• _Material for this task_:
--- start ---
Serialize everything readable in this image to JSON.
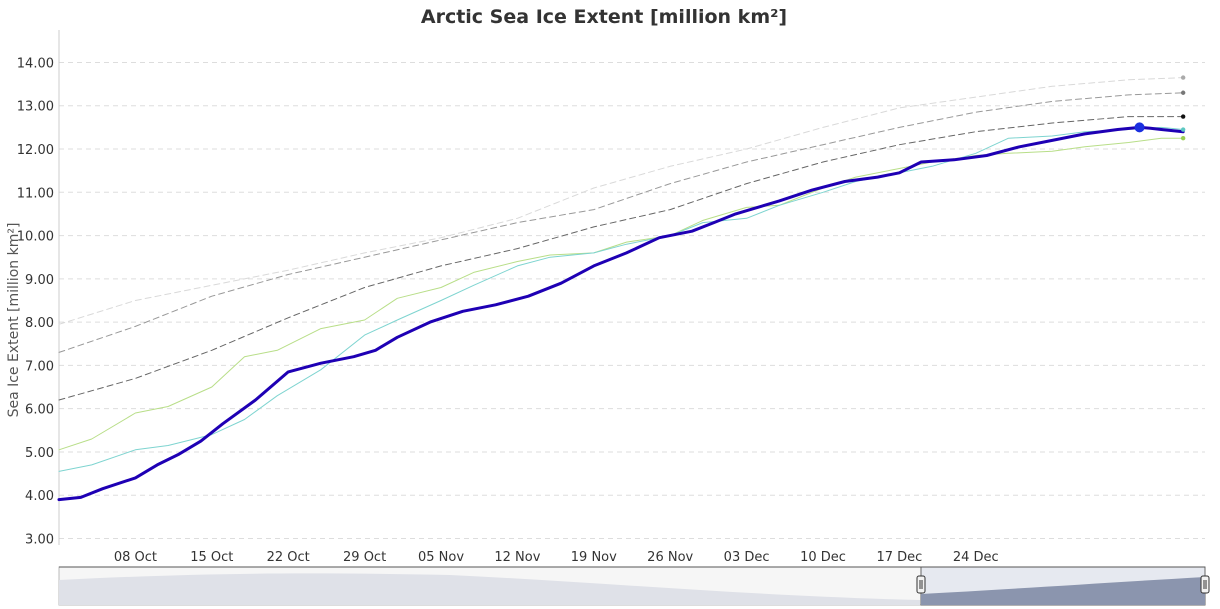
{
  "chart_data": {
    "type": "line",
    "title": "Arctic Sea Ice Extent [million km²]",
    "ylabel": "Sea Ice Extent [million km²]",
    "xlabel": "",
    "ylim": [
      2.85,
      14.75
    ],
    "xlim": [
      0,
      105
    ],
    "yticks": [
      "3.00",
      "4.00",
      "5.00",
      "6.00",
      "7.00",
      "8.00",
      "9.00",
      "10.00",
      "11.00",
      "12.00",
      "13.00",
      "14.00"
    ],
    "ytick_values": [
      3,
      4,
      5,
      6,
      7,
      8,
      9,
      10,
      11,
      12,
      13,
      14
    ],
    "xticks": [
      "08 Oct",
      "15 Oct",
      "22 Oct",
      "29 Oct",
      "05 Nov",
      "12 Nov",
      "19 Nov",
      "26 Nov",
      "03 Dec",
      "10 Dec",
      "17 Dec",
      "24 Dec"
    ],
    "xtick_values": [
      7,
      14,
      21,
      28,
      35,
      42,
      49,
      56,
      63,
      70,
      77,
      84
    ],
    "grid": true,
    "x_unit": "days from 01 Oct",
    "series": [
      {
        "color": "#d9d9d9",
        "style": "dashed",
        "width": 1,
        "x": [
          0,
          7,
          14,
          21,
          28,
          35,
          42,
          49,
          56,
          63,
          70,
          77,
          84,
          91,
          98,
          103
        ],
        "values": [
          7.95,
          8.5,
          8.85,
          9.2,
          9.6,
          9.95,
          10.4,
          11.1,
          11.6,
          12.0,
          12.5,
          12.95,
          13.2,
          13.45,
          13.6,
          13.65
        ]
      },
      {
        "color": "#999999",
        "style": "dashed",
        "width": 1,
        "x": [
          0,
          7,
          14,
          21,
          28,
          35,
          42,
          49,
          56,
          63,
          70,
          77,
          84,
          91,
          98,
          103
        ],
        "values": [
          7.3,
          7.9,
          8.6,
          9.1,
          9.5,
          9.9,
          10.3,
          10.6,
          11.2,
          11.7,
          12.1,
          12.5,
          12.85,
          13.1,
          13.25,
          13.3
        ]
      },
      {
        "color": "#666666",
        "style": "dashed",
        "width": 1,
        "x": [
          0,
          7,
          14,
          21,
          28,
          35,
          42,
          49,
          56,
          63,
          70,
          77,
          84,
          91,
          98,
          103
        ],
        "values": [
          6.2,
          6.7,
          7.35,
          8.1,
          8.8,
          9.3,
          9.7,
          10.2,
          10.6,
          11.2,
          11.7,
          12.1,
          12.4,
          12.6,
          12.75,
          12.75
        ]
      },
      {
        "color": "#b8de88",
        "style": "solid",
        "width": 1,
        "x": [
          0,
          3,
          7,
          10,
          14,
          17,
          20,
          24,
          28,
          31,
          35,
          38,
          42,
          45,
          49,
          52,
          56,
          59,
          63,
          66,
          70,
          73,
          77,
          80,
          84,
          87,
          91,
          94,
          98,
          101,
          103
        ],
        "values": [
          5.05,
          5.3,
          5.9,
          6.05,
          6.5,
          7.2,
          7.35,
          7.85,
          8.05,
          8.55,
          8.8,
          9.15,
          9.4,
          9.55,
          9.6,
          9.85,
          10.0,
          10.35,
          10.65,
          10.7,
          11.1,
          11.35,
          11.55,
          11.7,
          11.85,
          11.9,
          11.95,
          12.05,
          12.15,
          12.25,
          12.25
        ]
      },
      {
        "color": "#7ed4d0",
        "style": "solid",
        "width": 1,
        "x": [
          0,
          3,
          7,
          10,
          14,
          17,
          20,
          24,
          28,
          31,
          35,
          38,
          42,
          45,
          49,
          52,
          56,
          59,
          63,
          66,
          70,
          73,
          77,
          80,
          84,
          87,
          91,
          94,
          98,
          101,
          103
        ],
        "values": [
          4.55,
          4.7,
          5.05,
          5.15,
          5.4,
          5.75,
          6.3,
          6.9,
          7.7,
          8.05,
          8.5,
          8.85,
          9.3,
          9.5,
          9.6,
          9.8,
          10.0,
          10.3,
          10.4,
          10.7,
          11.0,
          11.25,
          11.45,
          11.6,
          11.9,
          12.25,
          12.3,
          12.4,
          12.45,
          12.5,
          12.45
        ]
      },
      {
        "color": "#1e00b4",
        "style": "solid",
        "width": 3,
        "x": [
          0,
          2,
          4,
          7,
          9,
          11,
          13,
          15,
          18,
          21,
          24,
          27,
          29,
          31,
          34,
          37,
          40,
          43,
          46,
          49,
          52,
          55,
          58,
          60,
          62,
          64,
          66,
          69,
          72,
          75,
          77,
          79,
          82,
          85,
          88,
          91,
          94,
          97,
          99,
          100,
          101,
          103
        ],
        "values": [
          3.9,
          3.95,
          4.15,
          4.4,
          4.7,
          4.95,
          5.25,
          5.65,
          6.2,
          6.85,
          7.05,
          7.2,
          7.35,
          7.65,
          8.0,
          8.25,
          8.4,
          8.6,
          8.9,
          9.3,
          9.6,
          9.95,
          10.1,
          10.3,
          10.5,
          10.65,
          10.8,
          11.05,
          11.25,
          11.35,
          11.45,
          11.7,
          11.75,
          11.85,
          12.05,
          12.2,
          12.35,
          12.45,
          12.5,
          12.48,
          12.45,
          12.4
        ]
      }
    ]
  },
  "navigator": {
    "left_handle_fraction": 0.757,
    "right_handle_fraction": 1.0
  }
}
--- end ---
• _Exercise prompt_: Using the records above, list each line that includes "Extent".

• _Result of the task_:
    "title": "Arctic Sea Ice Extent [million km²]",
    "ylabel": "Sea Ice Extent [million km²]",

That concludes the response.